#### PROVIDED DATA ####

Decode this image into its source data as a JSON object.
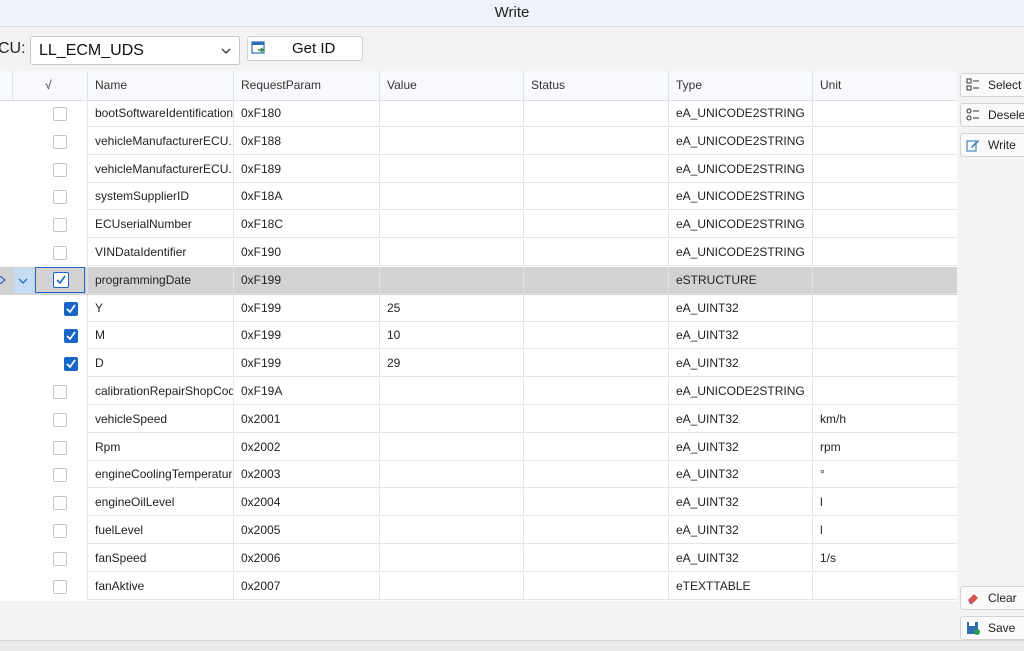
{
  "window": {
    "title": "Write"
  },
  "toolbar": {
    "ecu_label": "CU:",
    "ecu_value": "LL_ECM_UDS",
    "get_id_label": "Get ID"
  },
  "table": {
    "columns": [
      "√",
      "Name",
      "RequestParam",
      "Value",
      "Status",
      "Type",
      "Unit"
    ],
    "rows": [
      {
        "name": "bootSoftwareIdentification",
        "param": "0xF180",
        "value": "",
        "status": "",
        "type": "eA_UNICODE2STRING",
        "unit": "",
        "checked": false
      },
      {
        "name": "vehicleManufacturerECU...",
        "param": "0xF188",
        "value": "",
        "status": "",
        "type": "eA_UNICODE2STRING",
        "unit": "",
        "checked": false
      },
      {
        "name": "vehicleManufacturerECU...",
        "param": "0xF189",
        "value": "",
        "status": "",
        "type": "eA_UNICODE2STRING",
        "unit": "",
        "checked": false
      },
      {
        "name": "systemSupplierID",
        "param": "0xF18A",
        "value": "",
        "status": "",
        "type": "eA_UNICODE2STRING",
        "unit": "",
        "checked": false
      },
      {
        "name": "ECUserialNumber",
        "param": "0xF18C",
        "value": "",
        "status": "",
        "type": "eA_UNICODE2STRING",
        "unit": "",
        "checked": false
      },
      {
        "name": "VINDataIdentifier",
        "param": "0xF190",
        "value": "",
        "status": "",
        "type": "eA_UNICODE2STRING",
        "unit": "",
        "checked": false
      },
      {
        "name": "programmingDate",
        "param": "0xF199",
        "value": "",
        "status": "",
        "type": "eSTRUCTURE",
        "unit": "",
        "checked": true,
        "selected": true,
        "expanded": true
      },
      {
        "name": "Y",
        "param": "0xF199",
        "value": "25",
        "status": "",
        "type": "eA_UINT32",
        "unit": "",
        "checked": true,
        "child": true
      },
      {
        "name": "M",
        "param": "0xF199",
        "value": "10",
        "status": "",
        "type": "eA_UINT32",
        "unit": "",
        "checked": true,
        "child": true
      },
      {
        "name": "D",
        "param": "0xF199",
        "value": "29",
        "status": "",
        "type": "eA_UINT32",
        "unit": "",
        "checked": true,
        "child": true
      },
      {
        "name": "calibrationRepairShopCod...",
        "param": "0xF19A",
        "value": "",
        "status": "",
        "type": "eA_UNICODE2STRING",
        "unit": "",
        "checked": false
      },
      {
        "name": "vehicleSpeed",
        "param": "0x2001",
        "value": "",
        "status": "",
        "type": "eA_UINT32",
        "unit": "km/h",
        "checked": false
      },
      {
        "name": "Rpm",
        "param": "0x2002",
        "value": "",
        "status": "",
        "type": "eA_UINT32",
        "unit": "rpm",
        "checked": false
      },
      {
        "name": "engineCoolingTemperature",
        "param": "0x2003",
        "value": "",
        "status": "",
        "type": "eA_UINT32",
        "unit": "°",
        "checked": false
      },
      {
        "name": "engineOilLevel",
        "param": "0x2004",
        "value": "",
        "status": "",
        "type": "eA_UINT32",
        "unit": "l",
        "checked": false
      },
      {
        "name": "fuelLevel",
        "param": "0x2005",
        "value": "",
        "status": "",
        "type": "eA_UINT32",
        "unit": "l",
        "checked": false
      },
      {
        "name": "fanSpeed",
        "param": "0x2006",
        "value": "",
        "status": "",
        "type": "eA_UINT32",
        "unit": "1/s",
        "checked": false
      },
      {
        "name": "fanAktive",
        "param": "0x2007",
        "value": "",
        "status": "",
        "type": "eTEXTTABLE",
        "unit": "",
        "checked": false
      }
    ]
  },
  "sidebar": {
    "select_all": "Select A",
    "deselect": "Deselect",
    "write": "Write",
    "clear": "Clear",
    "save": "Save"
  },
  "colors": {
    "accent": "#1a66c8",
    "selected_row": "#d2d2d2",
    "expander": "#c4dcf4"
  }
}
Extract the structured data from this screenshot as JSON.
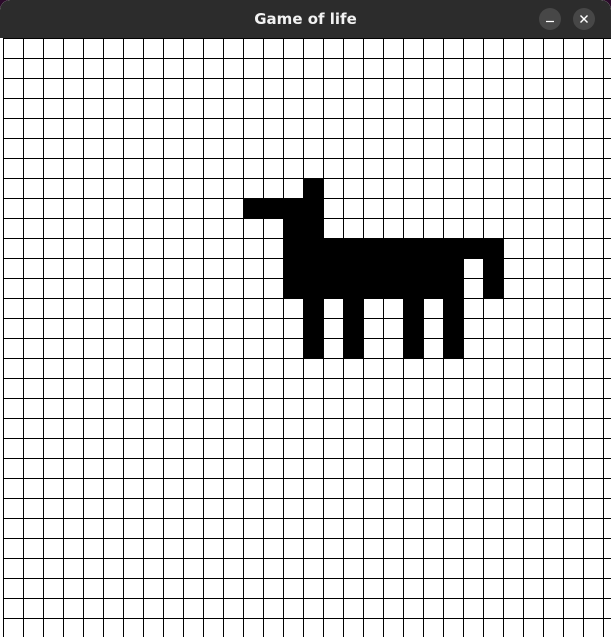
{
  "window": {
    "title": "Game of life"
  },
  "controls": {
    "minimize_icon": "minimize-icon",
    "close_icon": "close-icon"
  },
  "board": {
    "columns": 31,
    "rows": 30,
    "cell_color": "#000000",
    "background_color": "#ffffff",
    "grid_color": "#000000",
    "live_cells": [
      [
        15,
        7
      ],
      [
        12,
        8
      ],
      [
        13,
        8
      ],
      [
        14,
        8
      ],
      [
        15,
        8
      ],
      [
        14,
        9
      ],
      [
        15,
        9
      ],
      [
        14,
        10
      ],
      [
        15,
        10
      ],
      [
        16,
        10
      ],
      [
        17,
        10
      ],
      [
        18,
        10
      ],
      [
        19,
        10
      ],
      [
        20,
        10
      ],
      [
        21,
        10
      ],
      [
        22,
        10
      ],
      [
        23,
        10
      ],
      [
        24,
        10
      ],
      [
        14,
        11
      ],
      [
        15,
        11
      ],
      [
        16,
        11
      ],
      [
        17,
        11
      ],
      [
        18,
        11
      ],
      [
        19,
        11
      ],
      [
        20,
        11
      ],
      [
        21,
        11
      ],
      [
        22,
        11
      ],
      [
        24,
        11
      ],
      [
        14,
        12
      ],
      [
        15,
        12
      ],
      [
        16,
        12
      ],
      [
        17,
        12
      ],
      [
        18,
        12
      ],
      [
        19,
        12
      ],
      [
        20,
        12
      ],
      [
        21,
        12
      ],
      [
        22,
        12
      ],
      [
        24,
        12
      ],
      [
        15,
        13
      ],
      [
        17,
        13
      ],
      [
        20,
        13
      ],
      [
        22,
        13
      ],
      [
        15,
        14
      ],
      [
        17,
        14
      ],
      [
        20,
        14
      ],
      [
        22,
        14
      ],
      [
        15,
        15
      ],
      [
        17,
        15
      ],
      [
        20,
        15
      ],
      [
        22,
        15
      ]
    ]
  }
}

####

YOUR GOAL: Of the lines in this material, state how many hold the string "icon". Write no other words.

WRITTEN SOLUTION: 2